WHAT TO WORK ON
All of the records below should be output exactly.

Stored entries:
====================

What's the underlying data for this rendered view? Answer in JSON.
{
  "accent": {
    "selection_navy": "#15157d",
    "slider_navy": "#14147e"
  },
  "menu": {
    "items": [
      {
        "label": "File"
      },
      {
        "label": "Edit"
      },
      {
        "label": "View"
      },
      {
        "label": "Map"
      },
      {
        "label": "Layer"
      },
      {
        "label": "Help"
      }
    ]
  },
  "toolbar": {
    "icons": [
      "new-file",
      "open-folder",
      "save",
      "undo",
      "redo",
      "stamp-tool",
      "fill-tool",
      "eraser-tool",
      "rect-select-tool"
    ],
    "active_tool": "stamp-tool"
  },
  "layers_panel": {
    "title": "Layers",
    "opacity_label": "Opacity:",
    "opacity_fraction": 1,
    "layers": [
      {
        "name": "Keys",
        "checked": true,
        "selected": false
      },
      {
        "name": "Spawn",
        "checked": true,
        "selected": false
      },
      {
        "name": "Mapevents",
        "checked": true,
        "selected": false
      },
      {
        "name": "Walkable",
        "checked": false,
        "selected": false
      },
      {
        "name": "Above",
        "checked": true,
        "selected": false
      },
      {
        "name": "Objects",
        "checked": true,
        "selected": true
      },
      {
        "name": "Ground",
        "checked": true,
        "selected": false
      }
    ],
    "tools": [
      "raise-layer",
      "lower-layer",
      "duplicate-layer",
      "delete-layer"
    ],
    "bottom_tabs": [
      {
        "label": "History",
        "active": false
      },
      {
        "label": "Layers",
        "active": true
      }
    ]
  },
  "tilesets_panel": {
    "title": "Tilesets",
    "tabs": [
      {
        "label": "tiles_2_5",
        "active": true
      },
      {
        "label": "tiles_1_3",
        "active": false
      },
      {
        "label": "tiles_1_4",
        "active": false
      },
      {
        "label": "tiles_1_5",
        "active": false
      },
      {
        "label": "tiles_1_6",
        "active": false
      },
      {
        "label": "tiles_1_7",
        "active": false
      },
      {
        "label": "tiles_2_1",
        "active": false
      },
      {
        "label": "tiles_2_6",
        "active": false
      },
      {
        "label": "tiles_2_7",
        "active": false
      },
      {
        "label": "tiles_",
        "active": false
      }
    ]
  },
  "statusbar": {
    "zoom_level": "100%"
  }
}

====================

SOLUTION FOR THIS EXERCISE
What's the underlying data for this rendered view? Answer in JSON.
{
  "accent": {
    "selection_navy": "#15157d",
    "slider_navy": "#14147e"
  },
  "menu": {
    "items": [
      {
        "label": "File"
      },
      {
        "label": "Edit"
      },
      {
        "label": "View"
      },
      {
        "label": "Map"
      },
      {
        "label": "Layer"
      },
      {
        "label": "Help"
      }
    ]
  },
  "toolbar": {
    "icons": [
      "new-file",
      "open-folder",
      "save",
      "undo",
      "redo",
      "stamp-tool",
      "fill-tool",
      "eraser-tool",
      "rect-select-tool"
    ],
    "active_tool": "stamp-tool"
  },
  "layers_panel": {
    "title": "Layers",
    "opacity_label": "Opacity:",
    "opacity_fraction": 1,
    "layers": [
      {
        "name": "Keys",
        "checked": true,
        "selected": false
      },
      {
        "name": "Spawn",
        "checked": true,
        "selected": false
      },
      {
        "name": "Mapevents",
        "checked": true,
        "selected": false
      },
      {
        "name": "Walkable",
        "checked": false,
        "selected": false
      },
      {
        "name": "Above",
        "checked": true,
        "selected": false
      },
      {
        "name": "Objects",
        "checked": true,
        "selected": true
      },
      {
        "name": "Ground",
        "checked": true,
        "selected": false
      }
    ],
    "tools": [
      "raise-layer",
      "lower-layer",
      "duplicate-layer",
      "delete-layer"
    ],
    "bottom_tabs": [
      {
        "label": "History",
        "active": false
      },
      {
        "label": "Layers",
        "active": true
      }
    ]
  },
  "tilesets_panel": {
    "title": "Tilesets",
    "tabs": [
      {
        "label": "tiles_2_5",
        "active": true
      },
      {
        "label": "tiles_1_3",
        "active": false
      },
      {
        "label": "tiles_1_4",
        "active": false
      },
      {
        "label": "tiles_1_5",
        "active": false
      },
      {
        "label": "tiles_1_6",
        "active": false
      },
      {
        "label": "tiles_1_7",
        "active": false
      },
      {
        "label": "tiles_2_1",
        "active": false
      },
      {
        "label": "tiles_2_6",
        "active": false
      },
      {
        "label": "tiles_2_7",
        "active": false
      },
      {
        "label": "tiles_",
        "active": false
      }
    ]
  },
  "statusbar": {
    "zoom_level": "100%"
  }
}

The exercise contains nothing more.